The request: Your task is to transcribe the data in full.

— start of Given records —

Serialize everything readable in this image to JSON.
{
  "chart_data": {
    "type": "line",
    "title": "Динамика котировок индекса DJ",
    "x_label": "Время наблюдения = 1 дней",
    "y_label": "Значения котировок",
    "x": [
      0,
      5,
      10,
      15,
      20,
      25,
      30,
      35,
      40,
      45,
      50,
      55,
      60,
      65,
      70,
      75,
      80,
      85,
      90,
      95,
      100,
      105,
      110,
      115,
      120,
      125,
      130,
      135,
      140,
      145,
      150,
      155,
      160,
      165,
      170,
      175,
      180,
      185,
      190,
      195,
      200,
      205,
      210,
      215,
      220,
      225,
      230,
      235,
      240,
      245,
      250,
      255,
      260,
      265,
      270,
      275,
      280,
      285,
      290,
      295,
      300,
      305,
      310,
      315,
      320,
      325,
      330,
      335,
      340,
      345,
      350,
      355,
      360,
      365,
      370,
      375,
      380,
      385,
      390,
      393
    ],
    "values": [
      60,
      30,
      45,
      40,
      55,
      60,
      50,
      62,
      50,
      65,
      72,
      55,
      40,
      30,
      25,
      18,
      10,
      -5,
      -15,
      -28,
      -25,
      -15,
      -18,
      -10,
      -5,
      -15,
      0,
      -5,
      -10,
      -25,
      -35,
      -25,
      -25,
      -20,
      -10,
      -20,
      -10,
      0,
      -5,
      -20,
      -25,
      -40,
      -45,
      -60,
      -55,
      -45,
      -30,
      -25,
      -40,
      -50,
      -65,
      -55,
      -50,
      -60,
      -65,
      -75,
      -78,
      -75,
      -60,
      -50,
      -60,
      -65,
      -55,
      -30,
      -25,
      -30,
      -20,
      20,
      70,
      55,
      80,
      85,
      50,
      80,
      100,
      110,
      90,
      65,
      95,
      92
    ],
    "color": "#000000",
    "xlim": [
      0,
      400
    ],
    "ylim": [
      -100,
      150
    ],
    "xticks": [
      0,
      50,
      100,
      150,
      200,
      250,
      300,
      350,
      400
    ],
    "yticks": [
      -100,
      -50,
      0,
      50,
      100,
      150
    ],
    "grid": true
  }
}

— end of Given records —

Full output:
Serialize everything readable in this image to JSON.
{
  "chart_data": {
    "type": "line",
    "title": "Динамика котировок индекса DJ",
    "x_label": "Время наблюдения = 1 дней",
    "y_label": "Значения котировок",
    "x": [
      0,
      5,
      10,
      15,
      20,
      25,
      30,
      35,
      40,
      45,
      50,
      55,
      60,
      65,
      70,
      75,
      80,
      85,
      90,
      95,
      100,
      105,
      110,
      115,
      120,
      125,
      130,
      135,
      140,
      145,
      150,
      155,
      160,
      165,
      170,
      175,
      180,
      185,
      190,
      195,
      200,
      205,
      210,
      215,
      220,
      225,
      230,
      235,
      240,
      245,
      250,
      255,
      260,
      265,
      270,
      275,
      280,
      285,
      290,
      295,
      300,
      305,
      310,
      315,
      320,
      325,
      330,
      335,
      340,
      345,
      350,
      355,
      360,
      365,
      370,
      375,
      380,
      385,
      390,
      393
    ],
    "values": [
      60,
      30,
      45,
      40,
      55,
      60,
      50,
      62,
      50,
      65,
      72,
      55,
      40,
      30,
      25,
      18,
      10,
      -5,
      -15,
      -28,
      -25,
      -15,
      -18,
      -10,
      -5,
      -15,
      0,
      -5,
      -10,
      -25,
      -35,
      -25,
      -25,
      -20,
      -10,
      -20,
      -10,
      0,
      -5,
      -20,
      -25,
      -40,
      -45,
      -60,
      -55,
      -45,
      -30,
      -25,
      -40,
      -50,
      -65,
      -55,
      -50,
      -60,
      -65,
      -75,
      -78,
      -75,
      -60,
      -50,
      -60,
      -65,
      -55,
      -30,
      -25,
      -30,
      -20,
      20,
      70,
      55,
      80,
      85,
      50,
      80,
      100,
      110,
      90,
      65,
      95,
      92
    ],
    "color": "#000000",
    "xlim": [
      0,
      400
    ],
    "ylim": [
      -100,
      150
    ],
    "xticks": [
      0,
      50,
      100,
      150,
      200,
      250,
      300,
      350,
      400
    ],
    "yticks": [
      -100,
      -50,
      0,
      50,
      100,
      150
    ],
    "grid": true
  }
}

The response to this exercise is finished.